> **STATED TASK**:
Using the data below, gather each line that includes the word "appropriate".

[Stored items]
++++
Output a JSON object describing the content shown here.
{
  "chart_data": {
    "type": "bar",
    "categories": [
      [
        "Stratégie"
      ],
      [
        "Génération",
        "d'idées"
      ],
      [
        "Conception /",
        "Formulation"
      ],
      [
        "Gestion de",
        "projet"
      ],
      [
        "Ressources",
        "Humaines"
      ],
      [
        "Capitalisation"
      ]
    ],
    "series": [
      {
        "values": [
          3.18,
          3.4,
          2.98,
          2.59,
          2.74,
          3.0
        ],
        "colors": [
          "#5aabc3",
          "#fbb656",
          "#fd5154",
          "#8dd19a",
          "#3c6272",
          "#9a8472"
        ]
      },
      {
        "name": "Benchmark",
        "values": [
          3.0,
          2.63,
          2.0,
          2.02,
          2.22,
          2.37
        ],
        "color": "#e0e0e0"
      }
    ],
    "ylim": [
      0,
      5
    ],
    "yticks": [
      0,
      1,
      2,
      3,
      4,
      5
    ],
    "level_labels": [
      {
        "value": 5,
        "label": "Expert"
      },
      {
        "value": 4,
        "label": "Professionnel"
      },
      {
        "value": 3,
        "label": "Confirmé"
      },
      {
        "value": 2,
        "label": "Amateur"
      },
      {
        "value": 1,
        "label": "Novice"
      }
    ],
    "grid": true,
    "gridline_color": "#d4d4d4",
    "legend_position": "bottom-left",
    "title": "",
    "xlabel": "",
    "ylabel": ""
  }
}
++++
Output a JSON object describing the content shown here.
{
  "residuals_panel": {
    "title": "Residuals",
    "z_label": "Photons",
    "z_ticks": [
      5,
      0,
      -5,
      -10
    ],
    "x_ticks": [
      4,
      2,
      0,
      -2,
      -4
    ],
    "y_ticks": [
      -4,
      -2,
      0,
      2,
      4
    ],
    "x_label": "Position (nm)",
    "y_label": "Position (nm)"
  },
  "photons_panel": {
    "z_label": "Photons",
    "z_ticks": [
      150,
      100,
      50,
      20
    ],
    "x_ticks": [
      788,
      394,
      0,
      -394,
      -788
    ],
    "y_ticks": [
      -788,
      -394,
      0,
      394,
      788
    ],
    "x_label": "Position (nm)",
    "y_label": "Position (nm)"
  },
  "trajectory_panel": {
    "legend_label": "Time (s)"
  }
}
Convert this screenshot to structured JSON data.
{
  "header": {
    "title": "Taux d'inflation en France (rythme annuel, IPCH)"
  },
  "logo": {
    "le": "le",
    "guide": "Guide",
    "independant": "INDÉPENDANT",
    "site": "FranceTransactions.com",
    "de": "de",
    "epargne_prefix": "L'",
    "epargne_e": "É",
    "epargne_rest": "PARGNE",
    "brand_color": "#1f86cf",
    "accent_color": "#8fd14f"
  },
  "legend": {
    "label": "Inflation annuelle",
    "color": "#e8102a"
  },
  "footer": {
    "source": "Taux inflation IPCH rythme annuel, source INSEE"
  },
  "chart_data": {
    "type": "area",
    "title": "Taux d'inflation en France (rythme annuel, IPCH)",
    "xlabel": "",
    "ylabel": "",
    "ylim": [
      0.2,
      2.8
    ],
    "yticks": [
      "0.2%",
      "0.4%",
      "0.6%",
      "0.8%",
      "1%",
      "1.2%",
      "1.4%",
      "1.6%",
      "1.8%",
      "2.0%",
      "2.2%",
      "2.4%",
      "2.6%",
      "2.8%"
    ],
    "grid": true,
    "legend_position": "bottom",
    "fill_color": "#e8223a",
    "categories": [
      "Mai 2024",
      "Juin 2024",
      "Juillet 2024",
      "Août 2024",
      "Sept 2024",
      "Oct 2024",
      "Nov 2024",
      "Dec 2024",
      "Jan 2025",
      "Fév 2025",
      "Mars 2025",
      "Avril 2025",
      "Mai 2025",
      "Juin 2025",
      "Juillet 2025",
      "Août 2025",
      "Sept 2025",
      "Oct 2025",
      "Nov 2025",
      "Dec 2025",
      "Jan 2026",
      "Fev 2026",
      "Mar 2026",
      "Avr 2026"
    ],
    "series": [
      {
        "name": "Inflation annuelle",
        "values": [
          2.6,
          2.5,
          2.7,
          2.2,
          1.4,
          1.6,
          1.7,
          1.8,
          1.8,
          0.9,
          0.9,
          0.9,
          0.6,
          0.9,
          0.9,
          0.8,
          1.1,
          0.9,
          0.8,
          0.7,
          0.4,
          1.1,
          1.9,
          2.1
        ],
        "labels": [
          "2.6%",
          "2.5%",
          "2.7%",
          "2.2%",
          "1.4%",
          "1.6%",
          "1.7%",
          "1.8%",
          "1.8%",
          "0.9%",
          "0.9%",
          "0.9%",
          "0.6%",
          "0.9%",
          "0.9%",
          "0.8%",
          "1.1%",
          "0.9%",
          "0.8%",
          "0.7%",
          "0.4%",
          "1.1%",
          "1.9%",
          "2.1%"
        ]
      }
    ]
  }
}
++++
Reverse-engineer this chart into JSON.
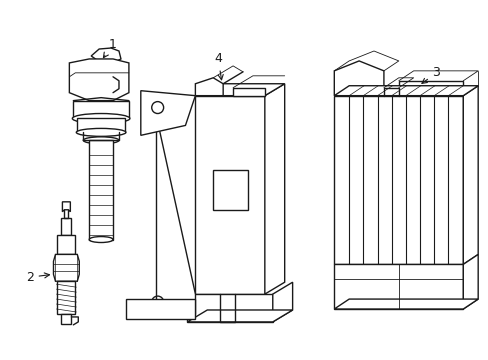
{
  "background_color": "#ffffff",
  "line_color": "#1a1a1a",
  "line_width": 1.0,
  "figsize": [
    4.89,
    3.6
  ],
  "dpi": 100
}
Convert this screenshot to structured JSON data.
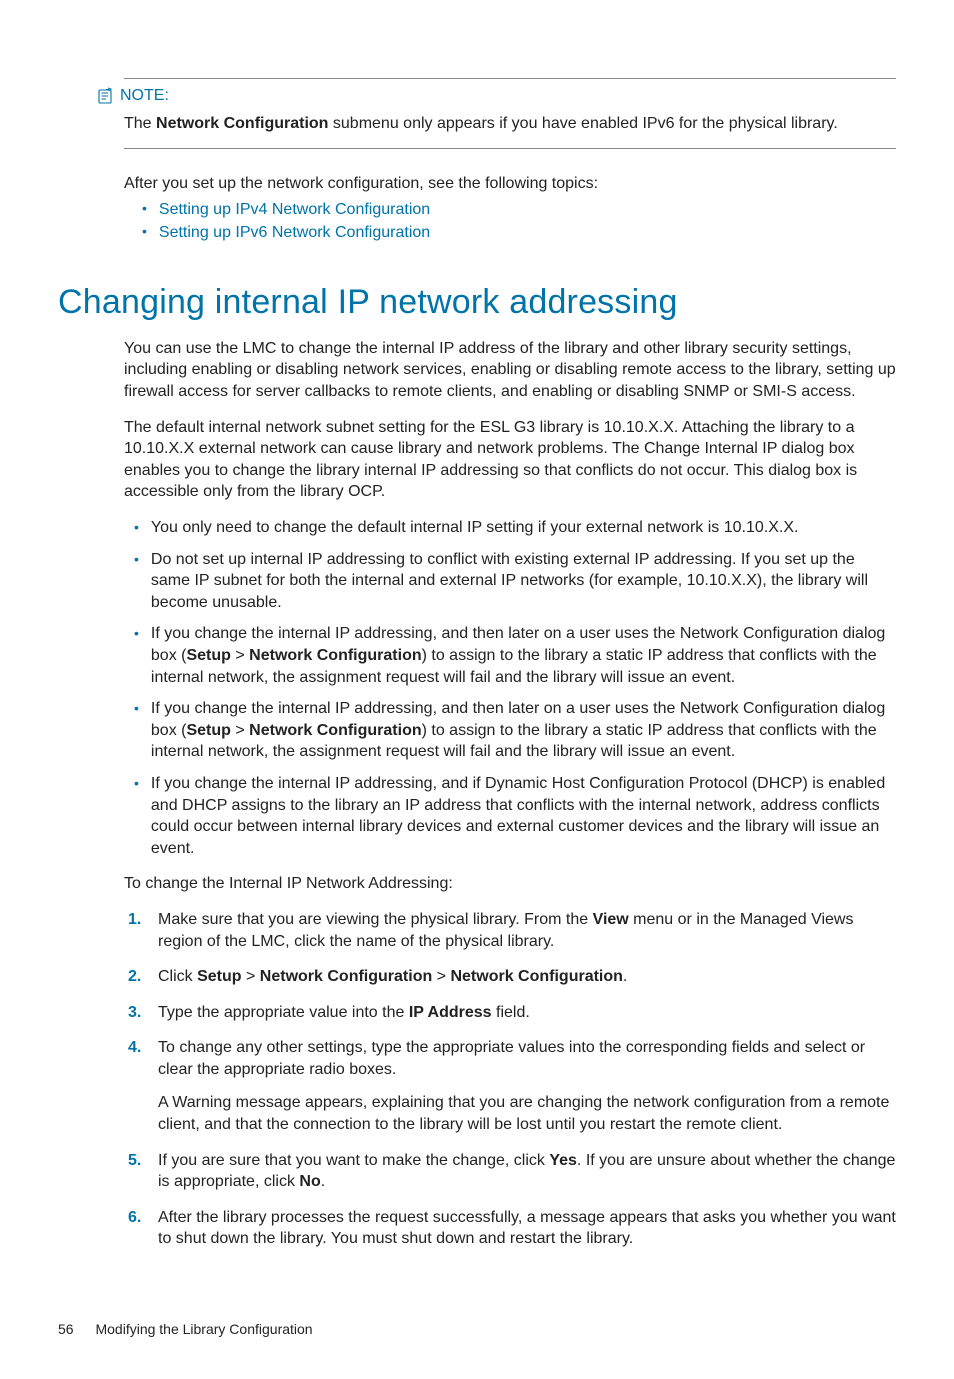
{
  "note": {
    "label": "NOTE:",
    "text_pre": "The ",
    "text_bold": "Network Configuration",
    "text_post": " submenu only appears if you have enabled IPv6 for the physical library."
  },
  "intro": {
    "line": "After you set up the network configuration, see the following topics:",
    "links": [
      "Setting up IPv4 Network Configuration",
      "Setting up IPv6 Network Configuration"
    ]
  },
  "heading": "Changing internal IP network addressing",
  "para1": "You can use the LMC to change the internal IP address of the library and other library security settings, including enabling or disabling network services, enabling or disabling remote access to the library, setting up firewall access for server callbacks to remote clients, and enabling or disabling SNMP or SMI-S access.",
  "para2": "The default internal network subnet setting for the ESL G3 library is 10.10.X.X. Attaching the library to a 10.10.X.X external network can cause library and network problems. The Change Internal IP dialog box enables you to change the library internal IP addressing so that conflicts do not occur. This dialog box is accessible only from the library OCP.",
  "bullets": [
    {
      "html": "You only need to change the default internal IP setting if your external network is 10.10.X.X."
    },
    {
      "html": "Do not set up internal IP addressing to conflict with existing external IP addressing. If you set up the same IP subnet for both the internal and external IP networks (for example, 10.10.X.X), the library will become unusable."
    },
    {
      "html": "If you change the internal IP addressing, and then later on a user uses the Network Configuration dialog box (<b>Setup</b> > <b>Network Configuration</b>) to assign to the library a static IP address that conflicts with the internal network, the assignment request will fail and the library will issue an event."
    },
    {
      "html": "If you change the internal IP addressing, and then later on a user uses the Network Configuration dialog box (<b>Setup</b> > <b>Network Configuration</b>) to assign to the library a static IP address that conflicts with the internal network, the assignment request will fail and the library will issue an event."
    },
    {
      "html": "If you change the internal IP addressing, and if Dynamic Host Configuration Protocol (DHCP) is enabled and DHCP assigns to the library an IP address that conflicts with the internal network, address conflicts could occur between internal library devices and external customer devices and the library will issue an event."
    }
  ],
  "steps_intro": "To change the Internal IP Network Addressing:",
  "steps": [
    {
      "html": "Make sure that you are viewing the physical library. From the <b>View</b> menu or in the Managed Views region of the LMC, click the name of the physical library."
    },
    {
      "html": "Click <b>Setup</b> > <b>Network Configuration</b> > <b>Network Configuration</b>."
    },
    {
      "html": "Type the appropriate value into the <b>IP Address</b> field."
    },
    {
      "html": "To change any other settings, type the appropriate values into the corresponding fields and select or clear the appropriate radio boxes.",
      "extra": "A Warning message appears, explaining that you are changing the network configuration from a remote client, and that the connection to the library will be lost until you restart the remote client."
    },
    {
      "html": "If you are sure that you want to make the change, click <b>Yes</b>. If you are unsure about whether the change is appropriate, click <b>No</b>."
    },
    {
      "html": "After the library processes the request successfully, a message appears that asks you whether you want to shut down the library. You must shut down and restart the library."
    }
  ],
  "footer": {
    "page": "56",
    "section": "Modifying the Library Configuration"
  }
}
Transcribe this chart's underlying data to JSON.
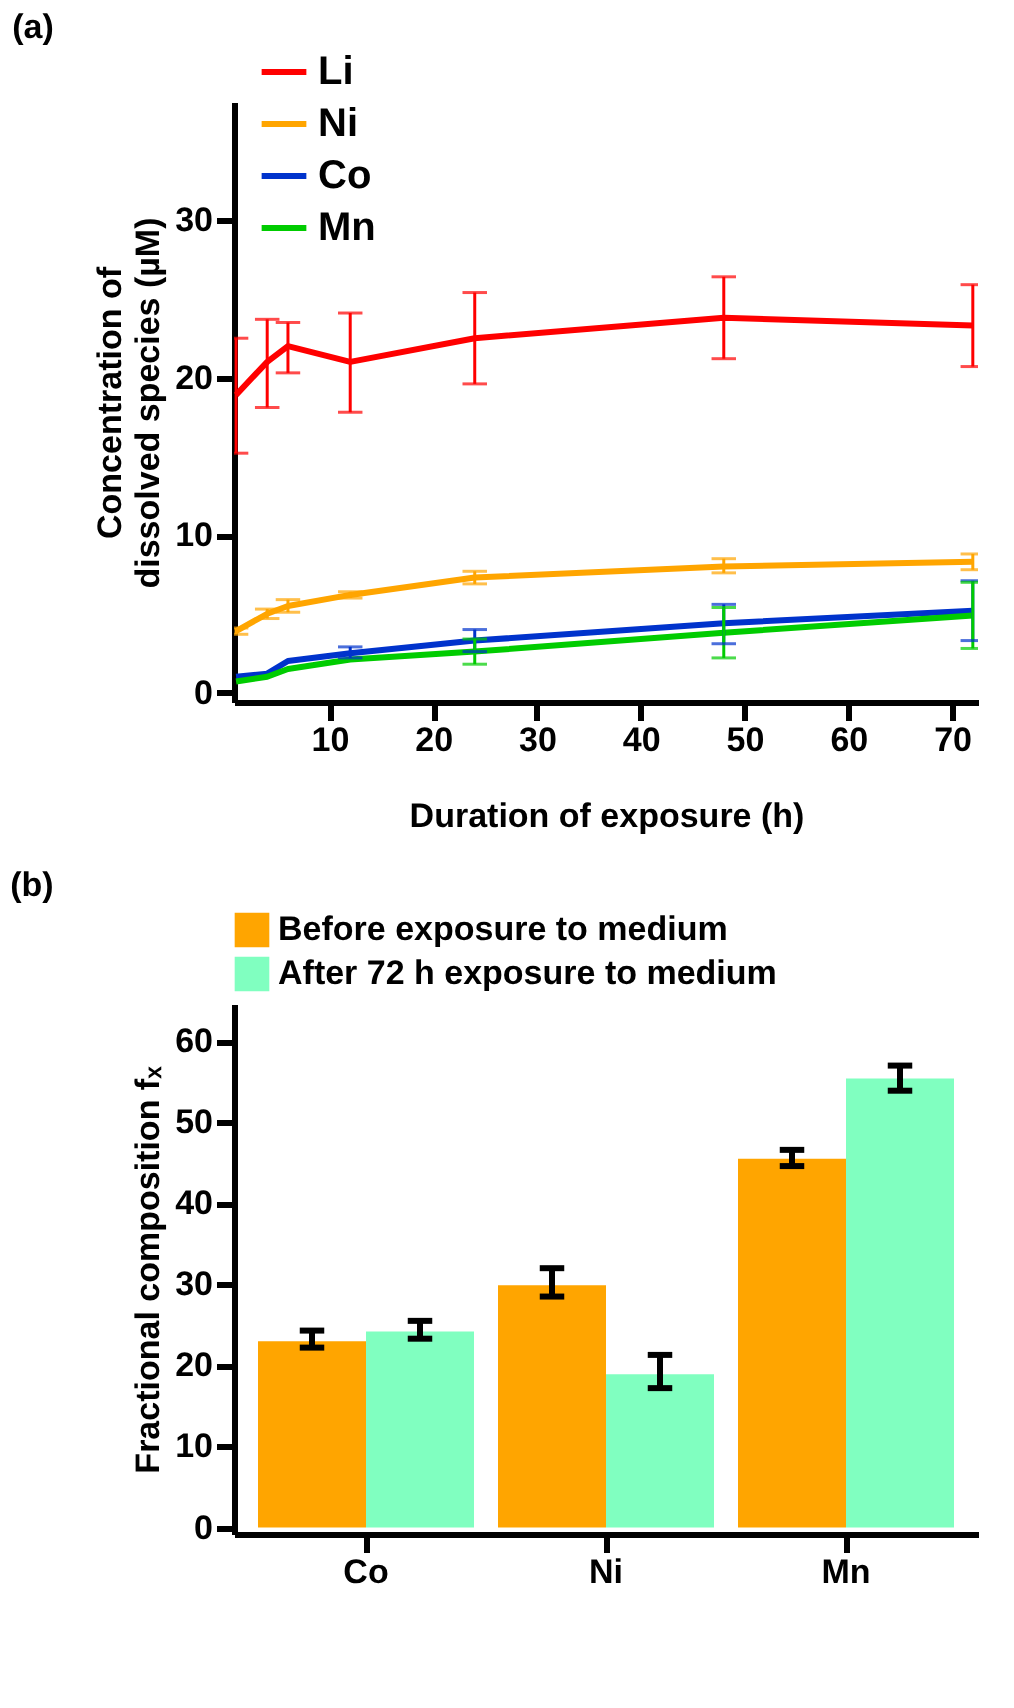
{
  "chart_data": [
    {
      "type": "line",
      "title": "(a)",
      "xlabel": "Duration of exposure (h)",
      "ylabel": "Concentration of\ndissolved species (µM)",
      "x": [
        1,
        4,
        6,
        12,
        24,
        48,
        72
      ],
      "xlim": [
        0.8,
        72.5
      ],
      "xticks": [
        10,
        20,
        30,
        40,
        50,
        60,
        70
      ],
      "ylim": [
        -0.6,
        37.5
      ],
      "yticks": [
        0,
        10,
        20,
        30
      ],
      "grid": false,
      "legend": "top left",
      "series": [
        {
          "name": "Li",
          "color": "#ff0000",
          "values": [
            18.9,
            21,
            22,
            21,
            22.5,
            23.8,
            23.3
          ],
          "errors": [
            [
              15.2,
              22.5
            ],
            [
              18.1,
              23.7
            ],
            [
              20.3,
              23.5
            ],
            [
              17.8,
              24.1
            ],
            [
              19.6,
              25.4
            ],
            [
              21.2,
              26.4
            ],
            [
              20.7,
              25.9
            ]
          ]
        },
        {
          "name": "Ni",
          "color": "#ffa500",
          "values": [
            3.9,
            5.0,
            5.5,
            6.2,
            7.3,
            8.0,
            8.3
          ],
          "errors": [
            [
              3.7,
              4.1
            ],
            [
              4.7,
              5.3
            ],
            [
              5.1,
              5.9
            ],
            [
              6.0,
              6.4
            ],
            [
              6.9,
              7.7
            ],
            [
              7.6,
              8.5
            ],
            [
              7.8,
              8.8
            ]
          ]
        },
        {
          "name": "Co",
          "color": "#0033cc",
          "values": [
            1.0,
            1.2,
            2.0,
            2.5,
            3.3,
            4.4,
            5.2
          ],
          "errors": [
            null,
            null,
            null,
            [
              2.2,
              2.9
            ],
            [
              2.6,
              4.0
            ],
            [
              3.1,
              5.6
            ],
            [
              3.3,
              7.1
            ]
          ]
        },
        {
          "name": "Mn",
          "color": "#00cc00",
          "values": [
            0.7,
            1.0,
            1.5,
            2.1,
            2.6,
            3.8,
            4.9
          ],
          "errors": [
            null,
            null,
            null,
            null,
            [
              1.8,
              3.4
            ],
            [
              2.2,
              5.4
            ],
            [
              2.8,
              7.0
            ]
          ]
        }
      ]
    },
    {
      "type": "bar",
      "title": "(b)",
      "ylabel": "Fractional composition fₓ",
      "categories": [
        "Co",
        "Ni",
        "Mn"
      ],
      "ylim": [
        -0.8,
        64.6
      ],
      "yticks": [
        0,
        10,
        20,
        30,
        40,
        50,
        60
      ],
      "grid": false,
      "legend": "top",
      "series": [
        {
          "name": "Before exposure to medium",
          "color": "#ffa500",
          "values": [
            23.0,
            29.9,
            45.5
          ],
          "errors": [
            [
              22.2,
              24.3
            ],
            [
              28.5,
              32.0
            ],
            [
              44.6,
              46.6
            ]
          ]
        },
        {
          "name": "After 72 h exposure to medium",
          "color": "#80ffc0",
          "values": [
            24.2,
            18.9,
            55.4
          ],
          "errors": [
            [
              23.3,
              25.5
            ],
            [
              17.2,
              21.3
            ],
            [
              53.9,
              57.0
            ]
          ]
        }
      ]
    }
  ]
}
++++
> **WRITTEN RESPONSE**:
      "html": "Type the appropriate value into the <b>IP Address</b> field."
      "html": "To change any other settings, type the appropriate values into the corresponding fields and select or clear the appropriate radio boxes.",
      "html": "If you are sure that you want to make the change, click <b>Yes</b>. If you are unsure about whether the change is appropriate, click <b>No</b>."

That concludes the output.